> What is being asked
Write out all entries word for word.

> Items
— Begin —
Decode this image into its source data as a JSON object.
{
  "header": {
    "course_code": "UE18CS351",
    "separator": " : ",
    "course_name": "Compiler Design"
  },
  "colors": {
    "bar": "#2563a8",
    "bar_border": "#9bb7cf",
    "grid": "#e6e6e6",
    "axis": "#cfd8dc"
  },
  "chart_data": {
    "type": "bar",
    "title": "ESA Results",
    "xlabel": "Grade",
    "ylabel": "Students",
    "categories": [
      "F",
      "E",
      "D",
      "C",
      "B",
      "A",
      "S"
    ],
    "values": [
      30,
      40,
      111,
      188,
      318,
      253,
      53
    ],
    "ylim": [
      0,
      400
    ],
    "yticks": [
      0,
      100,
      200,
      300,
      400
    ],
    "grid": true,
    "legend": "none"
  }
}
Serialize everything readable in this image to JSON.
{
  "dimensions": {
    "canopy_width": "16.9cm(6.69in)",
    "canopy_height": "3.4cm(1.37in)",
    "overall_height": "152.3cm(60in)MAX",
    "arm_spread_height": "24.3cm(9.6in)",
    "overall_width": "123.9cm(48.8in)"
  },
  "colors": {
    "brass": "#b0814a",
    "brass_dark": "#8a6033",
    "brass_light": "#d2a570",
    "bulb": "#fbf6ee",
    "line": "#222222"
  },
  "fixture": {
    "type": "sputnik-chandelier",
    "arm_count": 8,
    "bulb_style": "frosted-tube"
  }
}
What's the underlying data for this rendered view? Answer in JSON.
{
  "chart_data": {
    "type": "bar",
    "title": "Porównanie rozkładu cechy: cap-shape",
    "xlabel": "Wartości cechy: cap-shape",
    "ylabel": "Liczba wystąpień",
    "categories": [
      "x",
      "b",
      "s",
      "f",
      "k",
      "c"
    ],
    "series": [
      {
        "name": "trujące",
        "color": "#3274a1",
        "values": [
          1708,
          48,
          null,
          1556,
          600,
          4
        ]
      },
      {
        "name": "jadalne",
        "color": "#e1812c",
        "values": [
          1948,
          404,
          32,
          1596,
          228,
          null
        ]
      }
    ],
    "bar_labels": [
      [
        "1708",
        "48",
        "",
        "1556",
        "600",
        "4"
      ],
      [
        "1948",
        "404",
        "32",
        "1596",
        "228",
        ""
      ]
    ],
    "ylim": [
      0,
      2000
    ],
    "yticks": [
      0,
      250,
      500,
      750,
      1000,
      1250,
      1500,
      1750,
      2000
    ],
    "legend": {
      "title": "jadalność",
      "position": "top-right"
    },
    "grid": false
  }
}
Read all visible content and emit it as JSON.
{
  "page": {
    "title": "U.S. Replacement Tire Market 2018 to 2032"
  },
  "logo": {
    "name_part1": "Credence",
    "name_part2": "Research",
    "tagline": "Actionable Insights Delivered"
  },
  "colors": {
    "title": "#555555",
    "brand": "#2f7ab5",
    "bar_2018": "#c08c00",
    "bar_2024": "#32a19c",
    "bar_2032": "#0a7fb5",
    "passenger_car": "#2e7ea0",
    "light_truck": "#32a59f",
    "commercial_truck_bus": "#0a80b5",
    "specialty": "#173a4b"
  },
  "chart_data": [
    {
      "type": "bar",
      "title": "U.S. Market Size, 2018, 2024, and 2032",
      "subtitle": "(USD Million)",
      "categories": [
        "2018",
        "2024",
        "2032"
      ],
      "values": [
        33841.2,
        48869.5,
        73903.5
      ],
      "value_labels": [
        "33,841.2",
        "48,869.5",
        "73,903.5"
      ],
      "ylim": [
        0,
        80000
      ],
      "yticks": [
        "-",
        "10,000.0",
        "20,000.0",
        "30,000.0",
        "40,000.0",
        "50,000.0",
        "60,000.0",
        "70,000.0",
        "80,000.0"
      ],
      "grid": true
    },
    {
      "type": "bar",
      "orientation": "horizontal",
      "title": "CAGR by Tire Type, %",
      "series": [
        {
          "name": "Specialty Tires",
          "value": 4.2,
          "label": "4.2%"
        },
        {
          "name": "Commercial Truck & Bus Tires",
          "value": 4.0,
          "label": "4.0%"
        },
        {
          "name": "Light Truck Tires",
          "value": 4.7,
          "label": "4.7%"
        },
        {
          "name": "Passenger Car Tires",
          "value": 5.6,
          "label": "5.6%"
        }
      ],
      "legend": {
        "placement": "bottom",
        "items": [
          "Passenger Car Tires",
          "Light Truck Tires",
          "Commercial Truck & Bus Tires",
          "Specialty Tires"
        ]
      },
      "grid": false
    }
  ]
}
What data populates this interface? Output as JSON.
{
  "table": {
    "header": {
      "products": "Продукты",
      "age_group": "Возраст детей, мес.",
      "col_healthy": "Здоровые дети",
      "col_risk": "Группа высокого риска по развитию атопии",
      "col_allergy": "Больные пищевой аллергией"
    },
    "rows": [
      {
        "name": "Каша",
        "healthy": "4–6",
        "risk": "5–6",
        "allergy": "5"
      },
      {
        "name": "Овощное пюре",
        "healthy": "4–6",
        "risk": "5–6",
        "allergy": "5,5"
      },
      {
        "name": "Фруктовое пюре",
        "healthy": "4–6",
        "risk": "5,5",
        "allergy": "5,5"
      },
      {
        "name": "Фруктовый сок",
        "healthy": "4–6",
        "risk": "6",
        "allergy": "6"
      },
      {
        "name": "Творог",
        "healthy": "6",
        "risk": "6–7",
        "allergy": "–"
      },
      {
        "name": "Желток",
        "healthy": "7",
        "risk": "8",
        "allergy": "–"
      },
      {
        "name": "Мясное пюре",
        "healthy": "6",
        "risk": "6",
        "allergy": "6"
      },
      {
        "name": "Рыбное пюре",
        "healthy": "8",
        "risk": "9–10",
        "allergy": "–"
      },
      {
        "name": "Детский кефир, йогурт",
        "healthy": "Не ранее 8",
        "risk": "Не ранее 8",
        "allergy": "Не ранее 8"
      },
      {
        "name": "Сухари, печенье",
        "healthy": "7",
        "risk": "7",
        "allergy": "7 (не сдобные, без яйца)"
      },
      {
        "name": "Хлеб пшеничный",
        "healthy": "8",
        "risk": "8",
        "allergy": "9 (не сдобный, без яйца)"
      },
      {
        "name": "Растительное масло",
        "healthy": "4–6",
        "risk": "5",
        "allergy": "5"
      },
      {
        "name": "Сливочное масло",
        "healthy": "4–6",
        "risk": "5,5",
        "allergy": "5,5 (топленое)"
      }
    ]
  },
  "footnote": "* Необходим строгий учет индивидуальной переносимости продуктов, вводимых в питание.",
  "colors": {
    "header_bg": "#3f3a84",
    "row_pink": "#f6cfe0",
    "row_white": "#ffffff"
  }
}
— End —
> Written response
Decode this image into its source data as a JSON object.
{
  "header": {
    "course_code": "UE18CS351",
    "separator": " : ",
    "course_name": "Compiler Design"
  },
  "colors": {
    "bar": "#2563a8",
    "bar_border": "#9bb7cf",
    "grid": "#e6e6e6",
    "axis": "#cfd8dc"
  },
  "chart_data": {
    "type": "bar",
    "title": "ESA Results",
    "xlabel": "Grade",
    "ylabel": "Students",
    "categories": [
      "F",
      "E",
      "D",
      "C",
      "B",
      "A",
      "S"
    ],
    "values": [
      30,
      40,
      111,
      188,
      318,
      253,
      53
    ],
    "ylim": [
      0,
      400
    ],
    "yticks": [
      0,
      100,
      200,
      300,
      400
    ],
    "grid": true,
    "legend": "none"
  }
}
Serialize everything readable in this image to JSON.
{
  "dimensions": {
    "canopy_width": "16.9cm(6.69in)",
    "canopy_height": "3.4cm(1.37in)",
    "overall_height": "152.3cm(60in)MAX",
    "arm_spread_height": "24.3cm(9.6in)",
    "overall_width": "123.9cm(48.8in)"
  },
  "colors": {
    "brass": "#b0814a",
    "brass_dark": "#8a6033",
    "brass_light": "#d2a570",
    "bulb": "#fbf6ee",
    "line": "#222222"
  },
  "fixture": {
    "type": "sputnik-chandelier",
    "arm_count": 8,
    "bulb_style": "frosted-tube"
  }
}
What's the underlying data for this rendered view? Answer in JSON.
{
  "chart_data": {
    "type": "bar",
    "title": "Porównanie rozkładu cechy: cap-shape",
    "xlabel": "Wartości cechy: cap-shape",
    "ylabel": "Liczba wystąpień",
    "categories": [
      "x",
      "b",
      "s",
      "f",
      "k",
      "c"
    ],
    "series": [
      {
        "name": "trujące",
        "color": "#3274a1",
        "values": [
          1708,
          48,
          null,
          1556,
          600,
          4
        ]
      },
      {
        "name": "jadalne",
        "color": "#e1812c",
        "values": [
          1948,
          404,
          32,
          1596,
          228,
          null
        ]
      }
    ],
    "bar_labels": [
      [
        "1708",
        "48",
        "",
        "1556",
        "600",
        "4"
      ],
      [
        "1948",
        "404",
        "32",
        "1596",
        "228",
        ""
      ]
    ],
    "ylim": [
      0,
      2000
    ],
    "yticks": [
      0,
      250,
      500,
      750,
      1000,
      1250,
      1500,
      1750,
      2000
    ],
    "legend": {
      "title": "jadalność",
      "position": "top-right"
    },
    "grid": false
  }
}
Read all visible content and emit it as JSON.
{
  "page": {
    "title": "U.S. Replacement Tire Market 2018 to 2032"
  },
  "logo": {
    "name_part1": "Credence",
    "name_part2": "Research",
    "tagline": "Actionable Insights Delivered"
  },
  "colors": {
    "title": "#555555",
    "brand": "#2f7ab5",
    "bar_2018": "#c08c00",
    "bar_2024": "#32a19c",
    "bar_2032": "#0a7fb5",
    "passenger_car": "#2e7ea0",
    "light_truck": "#32a59f",
    "commercial_truck_bus": "#0a80b5",
    "specialty": "#173a4b"
  },
  "chart_data": [
    {
      "type": "bar",
      "title": "U.S. Market Size, 2018, 2024, and 2032",
      "subtitle": "(USD Million)",
      "categories": [
        "2018",
        "2024",
        "2032"
      ],
      "values": [
        33841.2,
        48869.5,
        73903.5
      ],
      "value_labels": [
        "33,841.2",
        "48,869.5",
        "73,903.5"
      ],
      "ylim": [
        0,
        80000
      ],
      "yticks": [
        "-",
        "10,000.0",
        "20,000.0",
        "30,000.0",
        "40,000.0",
        "50,000.0",
        "60,000.0",
        "70,000.0",
        "80,000.0"
      ],
      "grid": true
    },
    {
      "type": "bar",
      "orientation": "horizontal",
      "title": "CAGR by Tire Type, %",
      "series": [
        {
          "name": "Specialty Tires",
          "value": 4.2,
          "label": "4.2%"
        },
        {
          "name": "Commercial Truck & Bus Tires",
          "value": 4.0,
          "label": "4.0%"
        },
        {
          "name": "Light Truck Tires",
          "value": 4.7,
          "label": "4.7%"
        },
        {
          "name": "Passenger Car Tires",
          "value": 5.6,
          "label": "5.6%"
        }
      ],
      "legend": {
        "placement": "bottom",
        "items": [
          "Passenger Car Tires",
          "Light Truck Tires",
          "Commercial Truck & Bus Tires",
          "Specialty Tires"
        ]
      },
      "grid": false
    }
  ]
}
What data populates this interface? Output as JSON.
{
  "table": {
    "header": {
      "products": "Продукты",
      "age_group": "Возраст детей, мес.",
      "col_healthy": "Здоровые дети",
      "col_risk": "Группа высокого риска по развитию атопии",
      "col_allergy": "Больные пищевой аллергией"
    },
    "rows": [
      {
        "name": "Каша",
        "healthy": "4–6",
        "risk": "5–6",
        "allergy": "5"
      },
      {
        "name": "Овощное пюре",
        "healthy": "4–6",
        "risk": "5–6",
        "allergy": "5,5"
      },
      {
        "name": "Фруктовое пюре",
        "healthy": "4–6",
        "risk": "5,5",
        "allergy": "5,5"
      },
      {
        "name": "Фруктовый сок",
        "healthy": "4–6",
        "risk": "6",
        "allergy": "6"
      },
      {
        "name": "Творог",
        "healthy": "6",
        "risk": "6–7",
        "allergy": "–"
      },
      {
        "name": "Желток",
        "healthy": "7",
        "risk": "8",
        "allergy": "–"
      },
      {
        "name": "Мясное пюре",
        "healthy": "6",
        "risk": "6",
        "allergy": "6"
      },
      {
        "name": "Рыбное пюре",
        "healthy": "8",
        "risk": "9–10",
        "allergy": "–"
      },
      {
        "name": "Детский кефир, йогурт",
        "healthy": "Не ранее 8",
        "risk": "Не ранее 8",
        "allergy": "Не ранее 8"
      },
      {
        "name": "Сухари, печенье",
        "healthy": "7",
        "risk": "7",
        "allergy": "7 (не сдобные, без яйца)"
      },
      {
        "name": "Хлеб пшеничный",
        "healthy": "8",
        "risk": "8",
        "allergy": "9 (не сдобный, без яйца)"
      },
      {
        "name": "Растительное масло",
        "healthy": "4–6",
        "risk": "5",
        "allergy": "5"
      },
      {
        "name": "Сливочное масло",
        "healthy": "4–6",
        "risk": "5,5",
        "allergy": "5,5 (топленое)"
      }
    ]
  },
  "footnote": "* Необходим строгий учет индивидуальной переносимости продуктов, вводимых в питание.",
  "colors": {
    "header_bg": "#3f3a84",
    "row_pink": "#f6cfe0",
    "row_white": "#ffffff"
  }
}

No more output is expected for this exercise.